WRITTEN TASK 1. According to the navigation text, how many sonar bearings at a constant interval do you take first to get another ship's direction?

There's several different ways to know the position of OwnShip for example.

You could either get a "fix" by means of taking bearings to different navigational aids (lighthouses e.t.c.) or landmarks (church towers, tall buildings, special cliffs, e.t.c.). Taking two bearings and drawing them as lines, you would be near where the lines intersect. Taking a third bearing increases the precision.

Another way is to use celestial objects. Then you would have to take inclination readings to at least two objects in different directions. This technique involves a lot of math, since you also need to calculate the inclinations for the date and time you take the reading. The absolutely simplest and crudest form of navigating "by the stars" is having a stick that you hold out against north. As long as the ends of the stick is at the horizon and the north star, you are on the same latitude. If the star is below the end of the stick (when the other end is at the horizon), you need to go north, if it's too high, you need to go south. This is like the grandgrandfather of the sextant

Then when you have a fix, you would use dead reckoning. I.e. you keep track of the time you go in a certain direction, and at what speed. Then you can draw a line on the chart for the direction, and make markings for distance traveled. When you turn, you make a new line, and so forth.

You need to know your own position to be able to determine the (absolute) position of another ship. The relative position can always be found of course.

To get the position for another ship using the sonar, you would start off by getting his direction by taking three bearings from the sonar at constant interval. Edit: You need to be stationary. (well, actually you don't, but then it get's yet a little bit more advanced.) This will give you the targets course, but not speed nor position. Then you would extrapolate, i.e. add another interval and draw a fourth bearing line. This line is where the target ship will be on at a specific time. But before that, you move your ship, so when it passes the fourth line you take yet another bearing reading from the sonar and draw a line. The target ship will be where that line intersect the "extrapolated" line. Once you know where it is, you also know where it's been (the other three lines) and where, so calculating the speed won't be much of an issue there. I won't get any deeper in this technique, since there's already great tutorials on the forums(fora) covering that.

INPUT FOR THIS TASK.
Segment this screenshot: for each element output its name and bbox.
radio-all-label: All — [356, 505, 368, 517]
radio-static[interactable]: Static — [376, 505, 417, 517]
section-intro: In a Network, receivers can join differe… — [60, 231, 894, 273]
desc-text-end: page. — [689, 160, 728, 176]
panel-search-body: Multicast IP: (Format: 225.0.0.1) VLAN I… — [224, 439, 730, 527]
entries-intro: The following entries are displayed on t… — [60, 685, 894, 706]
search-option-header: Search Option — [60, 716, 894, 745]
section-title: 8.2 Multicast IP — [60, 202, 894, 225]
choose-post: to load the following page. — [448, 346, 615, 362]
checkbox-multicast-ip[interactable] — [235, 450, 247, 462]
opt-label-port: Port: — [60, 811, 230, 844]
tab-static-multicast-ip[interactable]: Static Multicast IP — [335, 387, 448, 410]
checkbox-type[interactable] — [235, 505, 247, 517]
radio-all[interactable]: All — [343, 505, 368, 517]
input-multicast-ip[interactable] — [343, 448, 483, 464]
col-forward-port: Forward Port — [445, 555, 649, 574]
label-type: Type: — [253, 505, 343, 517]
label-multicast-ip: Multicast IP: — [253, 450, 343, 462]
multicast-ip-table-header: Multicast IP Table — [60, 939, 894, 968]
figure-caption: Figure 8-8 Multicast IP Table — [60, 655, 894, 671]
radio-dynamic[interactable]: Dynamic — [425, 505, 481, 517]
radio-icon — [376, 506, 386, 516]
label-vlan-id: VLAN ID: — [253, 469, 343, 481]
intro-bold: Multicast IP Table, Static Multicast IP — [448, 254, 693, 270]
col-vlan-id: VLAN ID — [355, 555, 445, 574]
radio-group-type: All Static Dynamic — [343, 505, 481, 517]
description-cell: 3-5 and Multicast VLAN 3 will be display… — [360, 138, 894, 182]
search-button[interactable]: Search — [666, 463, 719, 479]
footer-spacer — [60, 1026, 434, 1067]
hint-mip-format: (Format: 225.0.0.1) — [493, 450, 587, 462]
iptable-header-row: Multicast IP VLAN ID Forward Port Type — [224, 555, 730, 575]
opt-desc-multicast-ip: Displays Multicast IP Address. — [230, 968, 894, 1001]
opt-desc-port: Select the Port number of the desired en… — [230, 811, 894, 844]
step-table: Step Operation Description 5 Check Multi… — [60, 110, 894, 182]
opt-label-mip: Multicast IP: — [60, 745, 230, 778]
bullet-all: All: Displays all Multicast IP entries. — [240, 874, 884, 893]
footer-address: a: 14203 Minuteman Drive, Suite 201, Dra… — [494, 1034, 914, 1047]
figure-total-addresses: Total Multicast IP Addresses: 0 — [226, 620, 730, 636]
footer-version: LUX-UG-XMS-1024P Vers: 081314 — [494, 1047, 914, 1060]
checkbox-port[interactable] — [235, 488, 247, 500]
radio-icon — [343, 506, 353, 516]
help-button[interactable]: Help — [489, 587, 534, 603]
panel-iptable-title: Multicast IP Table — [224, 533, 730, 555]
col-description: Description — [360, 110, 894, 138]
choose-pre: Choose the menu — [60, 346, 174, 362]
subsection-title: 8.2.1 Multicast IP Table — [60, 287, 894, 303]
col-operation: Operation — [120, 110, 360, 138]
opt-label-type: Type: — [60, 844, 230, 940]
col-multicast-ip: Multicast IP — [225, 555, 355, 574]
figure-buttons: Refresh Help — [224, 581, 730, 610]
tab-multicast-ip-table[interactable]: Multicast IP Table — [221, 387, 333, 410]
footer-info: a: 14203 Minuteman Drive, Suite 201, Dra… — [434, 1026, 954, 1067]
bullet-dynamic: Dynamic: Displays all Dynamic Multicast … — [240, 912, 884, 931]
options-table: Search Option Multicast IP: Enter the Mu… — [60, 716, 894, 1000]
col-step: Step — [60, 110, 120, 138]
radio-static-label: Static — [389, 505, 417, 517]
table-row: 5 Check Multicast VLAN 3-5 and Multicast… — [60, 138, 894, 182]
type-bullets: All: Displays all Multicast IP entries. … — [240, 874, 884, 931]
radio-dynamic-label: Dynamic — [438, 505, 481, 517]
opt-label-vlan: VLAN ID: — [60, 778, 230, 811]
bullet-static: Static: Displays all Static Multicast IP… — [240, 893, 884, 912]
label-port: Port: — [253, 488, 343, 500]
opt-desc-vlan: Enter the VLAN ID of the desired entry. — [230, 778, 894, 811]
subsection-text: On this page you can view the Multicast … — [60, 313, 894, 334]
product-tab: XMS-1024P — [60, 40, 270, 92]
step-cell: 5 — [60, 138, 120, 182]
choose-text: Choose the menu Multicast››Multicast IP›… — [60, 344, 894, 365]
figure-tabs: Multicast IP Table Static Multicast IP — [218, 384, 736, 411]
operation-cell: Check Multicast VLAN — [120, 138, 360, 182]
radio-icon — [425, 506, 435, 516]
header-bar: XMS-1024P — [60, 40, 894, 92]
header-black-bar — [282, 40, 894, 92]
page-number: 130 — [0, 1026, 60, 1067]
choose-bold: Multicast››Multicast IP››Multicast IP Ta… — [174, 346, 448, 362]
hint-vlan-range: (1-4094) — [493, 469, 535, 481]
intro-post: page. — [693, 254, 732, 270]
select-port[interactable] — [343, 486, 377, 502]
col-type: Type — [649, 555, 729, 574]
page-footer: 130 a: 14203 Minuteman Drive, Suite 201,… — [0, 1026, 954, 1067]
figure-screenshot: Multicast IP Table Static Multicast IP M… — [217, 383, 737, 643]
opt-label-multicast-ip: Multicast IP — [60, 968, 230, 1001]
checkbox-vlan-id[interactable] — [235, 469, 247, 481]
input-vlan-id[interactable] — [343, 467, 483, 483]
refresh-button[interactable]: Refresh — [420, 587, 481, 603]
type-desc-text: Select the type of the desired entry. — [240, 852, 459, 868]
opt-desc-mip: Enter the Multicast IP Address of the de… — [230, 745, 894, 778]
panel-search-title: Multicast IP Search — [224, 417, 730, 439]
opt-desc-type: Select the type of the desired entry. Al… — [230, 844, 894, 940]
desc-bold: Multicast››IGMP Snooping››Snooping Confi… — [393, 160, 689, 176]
* * *
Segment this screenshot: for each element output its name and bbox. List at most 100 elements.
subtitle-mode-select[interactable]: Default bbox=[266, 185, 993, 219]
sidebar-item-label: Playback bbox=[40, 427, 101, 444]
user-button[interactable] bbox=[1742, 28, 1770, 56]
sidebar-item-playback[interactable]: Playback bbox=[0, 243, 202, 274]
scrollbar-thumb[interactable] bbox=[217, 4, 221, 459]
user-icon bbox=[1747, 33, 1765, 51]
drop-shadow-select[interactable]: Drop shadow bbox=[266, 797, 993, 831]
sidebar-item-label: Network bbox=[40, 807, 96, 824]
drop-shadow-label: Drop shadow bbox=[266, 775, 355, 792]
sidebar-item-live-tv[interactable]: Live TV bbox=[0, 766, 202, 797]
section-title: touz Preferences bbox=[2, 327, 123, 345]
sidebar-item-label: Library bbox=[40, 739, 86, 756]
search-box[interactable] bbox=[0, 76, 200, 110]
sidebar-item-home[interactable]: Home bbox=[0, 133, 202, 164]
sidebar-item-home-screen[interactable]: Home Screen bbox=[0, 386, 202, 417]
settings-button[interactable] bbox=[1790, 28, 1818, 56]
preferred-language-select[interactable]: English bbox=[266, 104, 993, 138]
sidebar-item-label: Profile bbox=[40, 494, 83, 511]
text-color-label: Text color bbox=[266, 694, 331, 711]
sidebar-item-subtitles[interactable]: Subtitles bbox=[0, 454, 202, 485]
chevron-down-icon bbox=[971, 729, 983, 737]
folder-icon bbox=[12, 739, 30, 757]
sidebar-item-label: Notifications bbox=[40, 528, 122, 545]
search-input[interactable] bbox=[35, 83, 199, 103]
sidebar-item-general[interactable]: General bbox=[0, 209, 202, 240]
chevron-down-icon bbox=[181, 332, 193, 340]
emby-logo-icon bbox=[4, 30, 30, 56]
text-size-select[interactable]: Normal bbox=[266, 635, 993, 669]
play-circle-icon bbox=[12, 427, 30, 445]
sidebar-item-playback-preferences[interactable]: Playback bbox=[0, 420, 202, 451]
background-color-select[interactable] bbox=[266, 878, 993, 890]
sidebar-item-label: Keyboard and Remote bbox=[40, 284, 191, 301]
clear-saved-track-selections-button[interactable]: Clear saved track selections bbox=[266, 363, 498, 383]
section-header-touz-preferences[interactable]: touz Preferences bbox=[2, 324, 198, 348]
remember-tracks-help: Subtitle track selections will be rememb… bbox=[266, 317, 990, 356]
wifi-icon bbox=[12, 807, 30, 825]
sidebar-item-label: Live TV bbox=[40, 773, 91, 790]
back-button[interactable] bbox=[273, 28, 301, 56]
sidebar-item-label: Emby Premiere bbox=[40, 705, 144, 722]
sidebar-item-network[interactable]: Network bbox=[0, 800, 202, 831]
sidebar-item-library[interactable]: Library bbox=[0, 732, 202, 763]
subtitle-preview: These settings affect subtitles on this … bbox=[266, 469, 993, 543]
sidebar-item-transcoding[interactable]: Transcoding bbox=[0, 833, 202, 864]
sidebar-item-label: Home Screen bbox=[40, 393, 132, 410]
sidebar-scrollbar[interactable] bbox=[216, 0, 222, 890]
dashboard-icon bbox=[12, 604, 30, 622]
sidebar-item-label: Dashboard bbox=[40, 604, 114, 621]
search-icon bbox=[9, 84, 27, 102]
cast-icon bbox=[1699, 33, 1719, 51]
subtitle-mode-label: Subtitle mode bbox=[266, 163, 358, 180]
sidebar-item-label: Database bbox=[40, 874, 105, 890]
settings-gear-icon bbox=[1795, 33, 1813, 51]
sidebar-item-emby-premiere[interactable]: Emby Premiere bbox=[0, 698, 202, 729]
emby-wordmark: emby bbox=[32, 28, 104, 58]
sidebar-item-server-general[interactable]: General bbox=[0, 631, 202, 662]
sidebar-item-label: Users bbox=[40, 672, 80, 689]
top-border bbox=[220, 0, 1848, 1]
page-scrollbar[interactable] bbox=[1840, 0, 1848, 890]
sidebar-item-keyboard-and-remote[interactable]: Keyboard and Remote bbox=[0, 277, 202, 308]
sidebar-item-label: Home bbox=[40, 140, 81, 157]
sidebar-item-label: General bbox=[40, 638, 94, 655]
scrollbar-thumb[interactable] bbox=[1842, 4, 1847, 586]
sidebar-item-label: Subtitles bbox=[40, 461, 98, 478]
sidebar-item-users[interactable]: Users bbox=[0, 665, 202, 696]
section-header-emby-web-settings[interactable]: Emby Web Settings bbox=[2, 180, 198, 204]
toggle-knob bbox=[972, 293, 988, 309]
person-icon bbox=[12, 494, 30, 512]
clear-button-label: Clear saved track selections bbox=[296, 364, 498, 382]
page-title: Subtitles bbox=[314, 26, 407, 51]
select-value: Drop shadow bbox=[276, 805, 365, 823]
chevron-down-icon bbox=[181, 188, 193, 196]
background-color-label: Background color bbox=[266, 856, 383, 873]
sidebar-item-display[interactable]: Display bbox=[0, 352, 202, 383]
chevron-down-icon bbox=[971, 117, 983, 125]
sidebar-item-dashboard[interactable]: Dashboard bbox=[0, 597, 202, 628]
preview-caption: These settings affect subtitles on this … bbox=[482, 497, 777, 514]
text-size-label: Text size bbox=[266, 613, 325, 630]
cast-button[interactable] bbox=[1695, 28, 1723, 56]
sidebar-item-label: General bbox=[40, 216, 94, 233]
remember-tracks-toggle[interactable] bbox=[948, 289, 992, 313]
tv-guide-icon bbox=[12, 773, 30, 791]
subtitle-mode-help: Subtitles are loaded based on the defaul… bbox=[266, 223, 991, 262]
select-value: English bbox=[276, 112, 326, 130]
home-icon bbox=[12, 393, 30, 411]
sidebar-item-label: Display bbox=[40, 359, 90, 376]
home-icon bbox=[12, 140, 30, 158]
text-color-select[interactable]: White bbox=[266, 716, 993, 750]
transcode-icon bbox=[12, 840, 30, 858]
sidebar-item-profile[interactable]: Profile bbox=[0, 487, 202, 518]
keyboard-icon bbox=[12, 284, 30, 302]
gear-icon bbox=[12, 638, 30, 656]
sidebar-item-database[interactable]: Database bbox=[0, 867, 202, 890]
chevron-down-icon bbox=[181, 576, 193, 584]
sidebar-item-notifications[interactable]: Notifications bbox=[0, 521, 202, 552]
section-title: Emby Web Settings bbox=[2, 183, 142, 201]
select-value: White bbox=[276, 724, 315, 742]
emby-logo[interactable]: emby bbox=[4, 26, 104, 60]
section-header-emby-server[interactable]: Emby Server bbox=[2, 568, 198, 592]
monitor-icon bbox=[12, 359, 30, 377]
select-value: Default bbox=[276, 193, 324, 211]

WRITTEN TASK 2. Report every row above that contains the string "remember". Case counts.

COMPLETE ANSWER 1. Three bearings.

COMPLETE ANSWER 2.
remember-tracks-help: Subtitle track selections will be rememb… bbox=[266, 317, 990, 356]
remember-tracks-toggle[interactable] bbox=[948, 289, 992, 313]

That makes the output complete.